_DIRECTIVE_. Transcribe all of the material exactly.

::: EXTRACTED RECORDS :::

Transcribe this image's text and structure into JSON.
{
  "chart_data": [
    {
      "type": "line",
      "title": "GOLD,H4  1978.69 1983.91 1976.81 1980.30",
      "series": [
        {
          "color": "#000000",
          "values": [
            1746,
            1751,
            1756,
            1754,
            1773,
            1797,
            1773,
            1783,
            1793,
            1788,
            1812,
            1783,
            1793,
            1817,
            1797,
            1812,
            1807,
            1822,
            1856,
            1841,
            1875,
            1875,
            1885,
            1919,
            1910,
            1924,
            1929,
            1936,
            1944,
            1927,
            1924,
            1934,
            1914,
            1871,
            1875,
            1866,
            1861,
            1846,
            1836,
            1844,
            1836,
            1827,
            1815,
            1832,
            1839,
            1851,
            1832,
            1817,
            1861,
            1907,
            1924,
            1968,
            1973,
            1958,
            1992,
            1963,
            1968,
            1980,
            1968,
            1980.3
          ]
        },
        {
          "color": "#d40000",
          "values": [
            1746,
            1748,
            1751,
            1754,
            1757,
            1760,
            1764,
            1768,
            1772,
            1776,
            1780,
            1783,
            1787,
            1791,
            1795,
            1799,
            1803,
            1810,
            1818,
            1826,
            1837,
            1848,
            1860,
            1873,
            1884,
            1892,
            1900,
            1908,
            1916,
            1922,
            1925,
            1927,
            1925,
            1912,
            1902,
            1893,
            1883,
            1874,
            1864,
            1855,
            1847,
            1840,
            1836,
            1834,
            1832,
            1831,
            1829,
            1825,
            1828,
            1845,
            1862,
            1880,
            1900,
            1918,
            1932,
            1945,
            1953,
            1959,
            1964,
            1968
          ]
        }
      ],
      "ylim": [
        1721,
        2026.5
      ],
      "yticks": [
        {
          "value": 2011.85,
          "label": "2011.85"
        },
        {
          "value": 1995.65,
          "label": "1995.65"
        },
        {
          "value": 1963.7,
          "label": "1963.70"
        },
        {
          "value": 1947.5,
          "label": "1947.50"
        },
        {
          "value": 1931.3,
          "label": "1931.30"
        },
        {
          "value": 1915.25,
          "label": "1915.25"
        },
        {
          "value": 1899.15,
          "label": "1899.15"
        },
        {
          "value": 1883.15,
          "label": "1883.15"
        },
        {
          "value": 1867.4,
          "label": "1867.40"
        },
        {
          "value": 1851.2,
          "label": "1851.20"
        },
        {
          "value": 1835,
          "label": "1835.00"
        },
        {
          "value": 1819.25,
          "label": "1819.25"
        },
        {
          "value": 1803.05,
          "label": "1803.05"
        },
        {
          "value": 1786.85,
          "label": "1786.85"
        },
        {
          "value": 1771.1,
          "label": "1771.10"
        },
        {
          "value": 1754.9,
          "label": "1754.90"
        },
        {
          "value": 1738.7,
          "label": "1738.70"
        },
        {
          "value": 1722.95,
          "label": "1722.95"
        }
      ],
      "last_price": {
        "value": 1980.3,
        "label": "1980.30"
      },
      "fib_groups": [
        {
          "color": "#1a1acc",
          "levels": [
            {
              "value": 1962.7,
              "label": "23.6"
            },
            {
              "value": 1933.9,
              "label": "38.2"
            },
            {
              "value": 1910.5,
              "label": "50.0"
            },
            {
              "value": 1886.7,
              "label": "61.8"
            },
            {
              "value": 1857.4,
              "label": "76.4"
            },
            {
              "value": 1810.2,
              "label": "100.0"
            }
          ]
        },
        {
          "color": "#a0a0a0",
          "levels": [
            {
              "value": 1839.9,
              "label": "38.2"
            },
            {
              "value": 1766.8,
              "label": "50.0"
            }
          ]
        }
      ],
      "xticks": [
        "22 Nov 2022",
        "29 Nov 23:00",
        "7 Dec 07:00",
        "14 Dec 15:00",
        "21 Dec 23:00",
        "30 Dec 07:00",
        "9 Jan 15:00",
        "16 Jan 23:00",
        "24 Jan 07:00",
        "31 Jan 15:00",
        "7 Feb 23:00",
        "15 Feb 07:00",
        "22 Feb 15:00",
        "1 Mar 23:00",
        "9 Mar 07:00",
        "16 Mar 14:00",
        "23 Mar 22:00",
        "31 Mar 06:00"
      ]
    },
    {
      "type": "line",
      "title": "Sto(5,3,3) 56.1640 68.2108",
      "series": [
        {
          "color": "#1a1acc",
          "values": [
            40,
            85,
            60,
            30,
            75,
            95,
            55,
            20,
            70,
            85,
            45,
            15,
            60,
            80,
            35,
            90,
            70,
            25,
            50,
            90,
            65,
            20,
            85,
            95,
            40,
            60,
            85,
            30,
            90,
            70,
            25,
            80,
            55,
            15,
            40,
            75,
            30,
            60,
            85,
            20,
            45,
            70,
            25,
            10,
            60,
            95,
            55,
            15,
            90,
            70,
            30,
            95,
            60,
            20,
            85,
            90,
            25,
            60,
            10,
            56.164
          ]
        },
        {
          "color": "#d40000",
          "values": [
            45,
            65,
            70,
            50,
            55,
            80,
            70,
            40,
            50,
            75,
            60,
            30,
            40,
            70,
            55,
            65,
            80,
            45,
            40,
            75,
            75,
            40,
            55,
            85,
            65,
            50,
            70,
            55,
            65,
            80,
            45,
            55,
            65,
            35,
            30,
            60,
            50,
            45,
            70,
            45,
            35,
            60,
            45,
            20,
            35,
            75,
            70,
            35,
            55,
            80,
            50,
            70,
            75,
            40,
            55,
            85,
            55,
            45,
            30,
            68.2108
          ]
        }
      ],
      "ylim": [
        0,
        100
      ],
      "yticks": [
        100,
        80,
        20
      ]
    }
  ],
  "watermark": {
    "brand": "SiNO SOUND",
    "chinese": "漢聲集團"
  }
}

:::

_SOLVED EXERCISE_.
Transcribe this image's text and structure into JSON.
{
  "chart_data": [
    {
      "type": "line",
      "title": "GOLD,H4  1978.69 1983.91 1976.81 1980.30",
      "series": [
        {
          "color": "#000000",
          "values": [
            1746,
            1751,
            1756,
            1754,
            1773,
            1797,
            1773,
            1783,
            1793,
            1788,
            1812,
            1783,
            1793,
            1817,
            1797,
            1812,
            1807,
            1822,
            1856,
            1841,
            1875,
            1875,
            1885,
            1919,
            1910,
            1924,
            1929,
            1936,
            1944,
            1927,
            1924,
            1934,
            1914,
            1871,
            1875,
            1866,
            1861,
            1846,
            1836,
            1844,
            1836,
            1827,
            1815,
            1832,
            1839,
            1851,
            1832,
            1817,
            1861,
            1907,
            1924,
            1968,
            1973,
            1958,
            1992,
            1963,
            1968,
            1980,
            1968,
            1980.3
          ]
        },
        {
          "color": "#d40000",
          "values": [
            1746,
            1748,
            1751,
            1754,
            1757,
            1760,
            1764,
            1768,
            1772,
            1776,
            1780,
            1783,
            1787,
            1791,
            1795,
            1799,
            1803,
            1810,
            1818,
            1826,
            1837,
            1848,
            1860,
            1873,
            1884,
            1892,
            1900,
            1908,
            1916,
            1922,
            1925,
            1927,
            1925,
            1912,
            1902,
            1893,
            1883,
            1874,
            1864,
            1855,
            1847,
            1840,
            1836,
            1834,
            1832,
            1831,
            1829,
            1825,
            1828,
            1845,
            1862,
            1880,
            1900,
            1918,
            1932,
            1945,
            1953,
            1959,
            1964,
            1968
          ]
        }
      ],
      "ylim": [
        1721,
        2026.5
      ],
      "yticks": [
        {
          "value": 2011.85,
          "label": "2011.85"
        },
        {
          "value": 1995.65,
          "label": "1995.65"
        },
        {
          "value": 1963.7,
          "label": "1963.70"
        },
        {
          "value": 1947.5,
          "label": "1947.50"
        },
        {
          "value": 1931.3,
          "label": "1931.30"
        },
        {
          "value": 1915.25,
          "label": "1915.25"
        },
        {
          "value": 1899.15,
          "label": "1899.15"
        },
        {
          "value": 1883.15,
          "label": "1883.15"
        },
        {
          "value": 1867.4,
          "label": "1867.40"
        },
        {
          "value": 1851.2,
          "label": "1851.20"
        },
        {
          "value": 1835,
          "label": "1835.00"
        },
        {
          "value": 1819.25,
          "label": "1819.25"
        },
        {
          "value": 1803.05,
          "label": "1803.05"
        },
        {
          "value": 1786.85,
          "label": "1786.85"
        },
        {
          "value": 1771.1,
          "label": "1771.10"
        },
        {
          "value": 1754.9,
          "label": "1754.90"
        },
        {
          "value": 1738.7,
          "label": "1738.70"
        },
        {
          "value": 1722.95,
          "label": "1722.95"
        }
      ],
      "last_price": {
        "value": 1980.3,
        "label": "1980.30"
      },
      "fib_groups": [
        {
          "color": "#1a1acc",
          "levels": [
            {
              "value": 1962.7,
              "label": "23.6"
            },
            {
              "value": 1933.9,
              "label": "38.2"
            },
            {
              "value": 1910.5,
              "label": "50.0"
            },
            {
              "value": 1886.7,
              "label": "61.8"
            },
            {
              "value": 1857.4,
              "label": "76.4"
            },
            {
              "value": 1810.2,
              "label": "100.0"
            }
          ]
        },
        {
          "color": "#a0a0a0",
          "levels": [
            {
              "value": 1839.9,
              "label": "38.2"
            },
            {
              "value": 1766.8,
              "label": "50.0"
            }
          ]
        }
      ],
      "xticks": [
        "22 Nov 2022",
        "29 Nov 23:00",
        "7 Dec 07:00",
        "14 Dec 15:00",
        "21 Dec 23:00",
        "30 Dec 07:00",
        "9 Jan 15:00",
        "16 Jan 23:00",
        "24 Jan 07:00",
        "31 Jan 15:00",
        "7 Feb 23:00",
        "15 Feb 07:00",
        "22 Feb 15:00",
        "1 Mar 23:00",
        "9 Mar 07:00",
        "16 Mar 14:00",
        "23 Mar 22:00",
        "31 Mar 06:00"
      ]
    },
    {
      "type": "line",
      "title": "Sto(5,3,3) 56.1640 68.2108",
      "series": [
        {
          "color": "#1a1acc",
          "values": [
            40,
            85,
            60,
            30,
            75,
            95,
            55,
            20,
            70,
            85,
            45,
            15,
            60,
            80,
            35,
            90,
            70,
            25,
            50,
            90,
            65,
            20,
            85,
            95,
            40,
            60,
            85,
            30,
            90,
            70,
            25,
            80,
            55,
            15,
            40,
            75,
            30,
            60,
            85,
            20,
            45,
            70,
            25,
            10,
            60,
            95,
            55,
            15,
            90,
            70,
            30,
            95,
            60,
            20,
            85,
            90,
            25,
            60,
            10,
            56.164
          ]
        },
        {
          "color": "#d40000",
          "values": [
            45,
            65,
            70,
            50,
            55,
            80,
            70,
            40,
            50,
            75,
            60,
            30,
            40,
            70,
            55,
            65,
            80,
            45,
            40,
            75,
            75,
            40,
            55,
            85,
            65,
            50,
            70,
            55,
            65,
            80,
            45,
            55,
            65,
            35,
            30,
            60,
            50,
            45,
            70,
            45,
            35,
            60,
            45,
            20,
            35,
            75,
            70,
            35,
            55,
            80,
            50,
            70,
            75,
            40,
            55,
            85,
            55,
            45,
            30,
            68.2108
          ]
        }
      ],
      "ylim": [
        0,
        100
      ],
      "yticks": [
        100,
        80,
        20
      ]
    }
  ],
  "watermark": {
    "brand": "SiNO SOUND",
    "chinese": "漢聲集團"
  }
}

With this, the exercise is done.